- [Aim] Identify the line that contains "Read out every word on this page." in the material. Output it and every line after it, unchanged, through the end.

- [Data section]
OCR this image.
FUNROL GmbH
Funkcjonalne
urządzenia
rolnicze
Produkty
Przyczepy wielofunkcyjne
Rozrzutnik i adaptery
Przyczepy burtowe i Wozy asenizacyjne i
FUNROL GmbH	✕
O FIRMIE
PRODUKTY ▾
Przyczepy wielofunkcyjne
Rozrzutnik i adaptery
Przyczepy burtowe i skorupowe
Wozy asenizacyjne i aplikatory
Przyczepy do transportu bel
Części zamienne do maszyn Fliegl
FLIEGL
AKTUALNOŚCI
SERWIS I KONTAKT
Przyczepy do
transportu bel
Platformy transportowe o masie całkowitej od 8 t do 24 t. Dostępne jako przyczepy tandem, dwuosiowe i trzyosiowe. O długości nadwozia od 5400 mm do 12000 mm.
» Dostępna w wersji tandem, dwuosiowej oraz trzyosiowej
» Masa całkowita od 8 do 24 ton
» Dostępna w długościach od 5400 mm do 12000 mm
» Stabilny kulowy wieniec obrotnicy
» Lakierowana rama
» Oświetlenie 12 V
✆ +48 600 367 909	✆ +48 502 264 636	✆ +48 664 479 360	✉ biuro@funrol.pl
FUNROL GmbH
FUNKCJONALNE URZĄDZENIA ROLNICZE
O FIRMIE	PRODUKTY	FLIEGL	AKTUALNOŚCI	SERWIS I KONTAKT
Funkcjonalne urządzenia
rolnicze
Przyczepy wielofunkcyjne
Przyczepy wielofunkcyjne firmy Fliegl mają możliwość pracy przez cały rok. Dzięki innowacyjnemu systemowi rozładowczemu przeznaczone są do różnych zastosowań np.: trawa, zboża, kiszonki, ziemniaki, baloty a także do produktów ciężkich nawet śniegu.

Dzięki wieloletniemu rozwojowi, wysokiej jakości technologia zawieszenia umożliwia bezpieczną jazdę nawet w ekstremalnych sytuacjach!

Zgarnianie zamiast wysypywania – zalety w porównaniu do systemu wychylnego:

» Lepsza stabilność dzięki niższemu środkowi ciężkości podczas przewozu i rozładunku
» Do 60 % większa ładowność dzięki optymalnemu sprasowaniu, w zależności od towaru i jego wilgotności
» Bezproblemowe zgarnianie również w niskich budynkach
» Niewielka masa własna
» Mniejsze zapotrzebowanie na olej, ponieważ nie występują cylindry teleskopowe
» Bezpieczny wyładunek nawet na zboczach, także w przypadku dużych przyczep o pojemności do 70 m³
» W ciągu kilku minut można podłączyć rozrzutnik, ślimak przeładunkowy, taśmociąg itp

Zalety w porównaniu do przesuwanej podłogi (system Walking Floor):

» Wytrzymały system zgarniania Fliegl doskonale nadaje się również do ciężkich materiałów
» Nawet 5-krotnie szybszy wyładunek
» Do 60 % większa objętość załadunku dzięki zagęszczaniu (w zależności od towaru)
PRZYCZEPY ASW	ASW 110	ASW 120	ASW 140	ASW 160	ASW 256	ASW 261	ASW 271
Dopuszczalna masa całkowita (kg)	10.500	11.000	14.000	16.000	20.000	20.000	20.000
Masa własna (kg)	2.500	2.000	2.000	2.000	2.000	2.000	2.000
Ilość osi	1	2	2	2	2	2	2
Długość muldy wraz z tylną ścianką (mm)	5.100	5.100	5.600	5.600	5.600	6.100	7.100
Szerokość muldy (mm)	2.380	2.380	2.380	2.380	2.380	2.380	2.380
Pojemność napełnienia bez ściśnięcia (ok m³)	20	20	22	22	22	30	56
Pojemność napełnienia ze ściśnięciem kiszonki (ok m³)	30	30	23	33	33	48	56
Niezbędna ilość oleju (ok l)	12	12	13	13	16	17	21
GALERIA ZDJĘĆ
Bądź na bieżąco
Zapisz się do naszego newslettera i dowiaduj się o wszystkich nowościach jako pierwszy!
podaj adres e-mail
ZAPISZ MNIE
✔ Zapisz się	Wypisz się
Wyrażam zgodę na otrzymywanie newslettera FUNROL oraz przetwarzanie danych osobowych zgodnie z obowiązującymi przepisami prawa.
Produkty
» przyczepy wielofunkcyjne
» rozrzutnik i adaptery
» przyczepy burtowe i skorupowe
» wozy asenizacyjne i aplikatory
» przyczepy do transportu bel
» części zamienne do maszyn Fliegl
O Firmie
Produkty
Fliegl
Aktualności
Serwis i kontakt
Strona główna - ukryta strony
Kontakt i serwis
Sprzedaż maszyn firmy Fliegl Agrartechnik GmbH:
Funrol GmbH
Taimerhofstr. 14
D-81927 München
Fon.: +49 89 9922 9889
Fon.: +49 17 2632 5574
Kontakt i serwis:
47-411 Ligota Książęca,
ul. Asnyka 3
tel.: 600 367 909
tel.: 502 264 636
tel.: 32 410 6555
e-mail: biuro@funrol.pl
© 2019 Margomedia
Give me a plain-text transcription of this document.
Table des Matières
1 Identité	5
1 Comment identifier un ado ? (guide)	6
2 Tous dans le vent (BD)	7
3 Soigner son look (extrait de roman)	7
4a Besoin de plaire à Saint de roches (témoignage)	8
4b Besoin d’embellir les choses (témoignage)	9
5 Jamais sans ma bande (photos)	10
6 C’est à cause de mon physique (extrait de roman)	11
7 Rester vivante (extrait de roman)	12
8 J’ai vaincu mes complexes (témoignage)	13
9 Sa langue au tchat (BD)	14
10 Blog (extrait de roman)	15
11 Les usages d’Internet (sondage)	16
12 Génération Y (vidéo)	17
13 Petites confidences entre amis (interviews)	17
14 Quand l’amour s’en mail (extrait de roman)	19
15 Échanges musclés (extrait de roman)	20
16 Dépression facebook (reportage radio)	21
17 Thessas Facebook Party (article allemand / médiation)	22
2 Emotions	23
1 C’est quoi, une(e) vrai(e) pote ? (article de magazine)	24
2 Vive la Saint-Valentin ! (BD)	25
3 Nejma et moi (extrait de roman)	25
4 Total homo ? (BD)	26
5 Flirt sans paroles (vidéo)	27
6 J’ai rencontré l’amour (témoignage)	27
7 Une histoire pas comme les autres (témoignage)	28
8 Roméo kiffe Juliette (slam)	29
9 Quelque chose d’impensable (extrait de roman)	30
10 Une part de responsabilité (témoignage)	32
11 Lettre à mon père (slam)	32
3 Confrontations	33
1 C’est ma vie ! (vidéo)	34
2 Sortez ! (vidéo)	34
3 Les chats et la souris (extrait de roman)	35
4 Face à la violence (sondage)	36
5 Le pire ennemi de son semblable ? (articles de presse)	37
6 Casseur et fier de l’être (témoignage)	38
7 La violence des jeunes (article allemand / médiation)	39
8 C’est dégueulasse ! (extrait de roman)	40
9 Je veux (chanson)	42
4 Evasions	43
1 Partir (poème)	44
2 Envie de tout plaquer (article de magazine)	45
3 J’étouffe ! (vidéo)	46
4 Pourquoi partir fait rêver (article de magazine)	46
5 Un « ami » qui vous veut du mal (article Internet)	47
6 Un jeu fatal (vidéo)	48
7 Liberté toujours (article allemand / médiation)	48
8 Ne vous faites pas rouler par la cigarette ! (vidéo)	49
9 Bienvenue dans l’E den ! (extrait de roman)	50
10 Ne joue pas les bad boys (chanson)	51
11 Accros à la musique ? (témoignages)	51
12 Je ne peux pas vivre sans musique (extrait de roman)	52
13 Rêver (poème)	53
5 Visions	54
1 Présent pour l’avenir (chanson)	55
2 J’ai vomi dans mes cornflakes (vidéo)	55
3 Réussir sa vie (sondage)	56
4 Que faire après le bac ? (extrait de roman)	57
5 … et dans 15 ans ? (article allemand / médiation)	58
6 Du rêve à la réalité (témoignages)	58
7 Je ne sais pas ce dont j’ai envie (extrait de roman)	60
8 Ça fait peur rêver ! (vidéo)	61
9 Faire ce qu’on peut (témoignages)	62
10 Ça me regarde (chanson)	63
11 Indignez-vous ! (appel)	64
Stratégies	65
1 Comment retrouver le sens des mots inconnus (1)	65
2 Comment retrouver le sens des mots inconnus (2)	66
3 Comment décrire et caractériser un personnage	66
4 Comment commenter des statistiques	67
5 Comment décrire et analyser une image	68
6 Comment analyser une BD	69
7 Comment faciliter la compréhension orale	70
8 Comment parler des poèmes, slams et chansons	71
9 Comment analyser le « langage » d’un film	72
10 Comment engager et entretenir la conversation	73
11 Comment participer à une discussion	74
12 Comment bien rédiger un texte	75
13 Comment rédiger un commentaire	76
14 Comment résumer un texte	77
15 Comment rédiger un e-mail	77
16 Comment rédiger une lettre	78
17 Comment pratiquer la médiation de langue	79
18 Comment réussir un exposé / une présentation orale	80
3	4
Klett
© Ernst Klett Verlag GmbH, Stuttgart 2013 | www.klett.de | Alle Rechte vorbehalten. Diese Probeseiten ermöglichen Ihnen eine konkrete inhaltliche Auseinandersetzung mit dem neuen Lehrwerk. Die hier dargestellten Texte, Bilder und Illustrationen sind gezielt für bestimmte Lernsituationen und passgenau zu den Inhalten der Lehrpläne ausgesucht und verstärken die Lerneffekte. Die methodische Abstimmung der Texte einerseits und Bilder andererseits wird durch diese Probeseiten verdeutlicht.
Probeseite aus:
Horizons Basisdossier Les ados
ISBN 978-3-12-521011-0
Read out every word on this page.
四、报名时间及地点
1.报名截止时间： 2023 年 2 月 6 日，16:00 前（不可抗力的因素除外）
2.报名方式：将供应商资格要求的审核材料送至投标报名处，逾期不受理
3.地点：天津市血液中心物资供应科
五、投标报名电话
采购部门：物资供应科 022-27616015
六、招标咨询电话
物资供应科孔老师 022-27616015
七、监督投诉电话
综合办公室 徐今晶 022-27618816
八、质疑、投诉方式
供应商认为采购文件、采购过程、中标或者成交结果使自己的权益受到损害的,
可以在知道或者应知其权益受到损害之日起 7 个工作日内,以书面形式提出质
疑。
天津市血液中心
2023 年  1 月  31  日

- [Result of this task]
Read out every word on this page.
四、报名时间及地点
1.报名截止时间： 2023 年 2 月 6 日，16:00 前（不可抗力的因素除外）
2.报名方式：将供应商资格要求的审核材料送至投标报名处，逾期不受理
3.地点：天津市血液中心物资供应科
五、投标报名电话
采购部门：物资供应科 022-27616015
六、招标咨询电话
物资供应科孔老师 022-27616015
七、监督投诉电话
综合办公室 徐今晶 022-27618816
八、质疑、投诉方式
供应商认为采购文件、采购过程、中标或者成交结果使自己的权益受到损害的,
可以在知道或者应知其权益受到损害之日起 7 个工作日内,以书面形式提出质
疑。
天津市血液中心
2023 年  1 月  31  日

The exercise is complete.